▸ **INSTRUCTION**
All of the material below is to be retyped exactly.
* * *
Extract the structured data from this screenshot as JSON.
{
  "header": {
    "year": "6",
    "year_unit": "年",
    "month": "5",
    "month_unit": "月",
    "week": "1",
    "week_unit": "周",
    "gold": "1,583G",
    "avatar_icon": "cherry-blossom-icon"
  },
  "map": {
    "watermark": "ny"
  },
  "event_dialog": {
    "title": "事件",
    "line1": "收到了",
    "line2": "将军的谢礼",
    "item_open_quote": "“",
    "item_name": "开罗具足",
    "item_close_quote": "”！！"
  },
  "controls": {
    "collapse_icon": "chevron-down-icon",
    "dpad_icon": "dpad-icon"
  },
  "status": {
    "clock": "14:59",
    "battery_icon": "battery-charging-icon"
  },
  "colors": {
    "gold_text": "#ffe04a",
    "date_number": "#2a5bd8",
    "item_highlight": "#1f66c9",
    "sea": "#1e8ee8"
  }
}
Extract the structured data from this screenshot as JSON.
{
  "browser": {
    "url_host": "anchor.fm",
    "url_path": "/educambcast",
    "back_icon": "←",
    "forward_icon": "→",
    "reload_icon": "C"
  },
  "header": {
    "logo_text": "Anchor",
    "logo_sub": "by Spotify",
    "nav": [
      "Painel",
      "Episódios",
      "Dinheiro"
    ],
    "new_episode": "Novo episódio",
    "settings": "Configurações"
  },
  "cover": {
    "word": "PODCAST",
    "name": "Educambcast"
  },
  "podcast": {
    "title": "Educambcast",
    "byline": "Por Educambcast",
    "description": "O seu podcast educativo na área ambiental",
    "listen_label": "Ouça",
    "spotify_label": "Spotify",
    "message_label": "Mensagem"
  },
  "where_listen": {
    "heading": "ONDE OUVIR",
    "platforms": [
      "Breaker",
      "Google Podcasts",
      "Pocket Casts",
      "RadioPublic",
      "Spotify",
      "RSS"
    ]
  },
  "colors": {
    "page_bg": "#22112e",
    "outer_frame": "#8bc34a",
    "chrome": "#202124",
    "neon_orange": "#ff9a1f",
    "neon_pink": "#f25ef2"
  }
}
* * *
▸ **PROBLEM SOLUTION**
Extract the structured data from this screenshot as JSON.
{
  "header": {
    "year": "6",
    "year_unit": "年",
    "month": "5",
    "month_unit": "月",
    "week": "1",
    "week_unit": "周",
    "gold": "1,583G",
    "avatar_icon": "cherry-blossom-icon"
  },
  "map": {
    "watermark": "ny"
  },
  "event_dialog": {
    "title": "事件",
    "line1": "收到了",
    "line2": "将军的谢礼",
    "item_open_quote": "“",
    "item_name": "开罗具足",
    "item_close_quote": "”！！"
  },
  "controls": {
    "collapse_icon": "chevron-down-icon",
    "dpad_icon": "dpad-icon"
  },
  "status": {
    "clock": "14:59",
    "battery_icon": "battery-charging-icon"
  },
  "colors": {
    "gold_text": "#ffe04a",
    "date_number": "#2a5bd8",
    "item_highlight": "#1f66c9",
    "sea": "#1e8ee8"
  }
}
Extract the structured data from this screenshot as JSON.
{
  "browser": {
    "url_host": "anchor.fm",
    "url_path": "/educambcast",
    "back_icon": "←",
    "forward_icon": "→",
    "reload_icon": "C"
  },
  "header": {
    "logo_text": "Anchor",
    "logo_sub": "by Spotify",
    "nav": [
      "Painel",
      "Episódios",
      "Dinheiro"
    ],
    "new_episode": "Novo episódio",
    "settings": "Configurações"
  },
  "cover": {
    "word": "PODCAST",
    "name": "Educambcast"
  },
  "podcast": {
    "title": "Educambcast",
    "byline": "Por Educambcast",
    "description": "O seu podcast educativo na área ambiental",
    "listen_label": "Ouça",
    "spotify_label": "Spotify",
    "message_label": "Mensagem"
  },
  "where_listen": {
    "heading": "ONDE OUVIR",
    "platforms": [
      "Breaker",
      "Google Podcasts",
      "Pocket Casts",
      "RadioPublic",
      "Spotify",
      "RSS"
    ]
  },
  "colors": {
    "page_bg": "#22112e",
    "outer_frame": "#8bc34a",
    "chrome": "#202124",
    "neon_orange": "#ff9a1f",
    "neon_pink": "#f25ef2"
  }
}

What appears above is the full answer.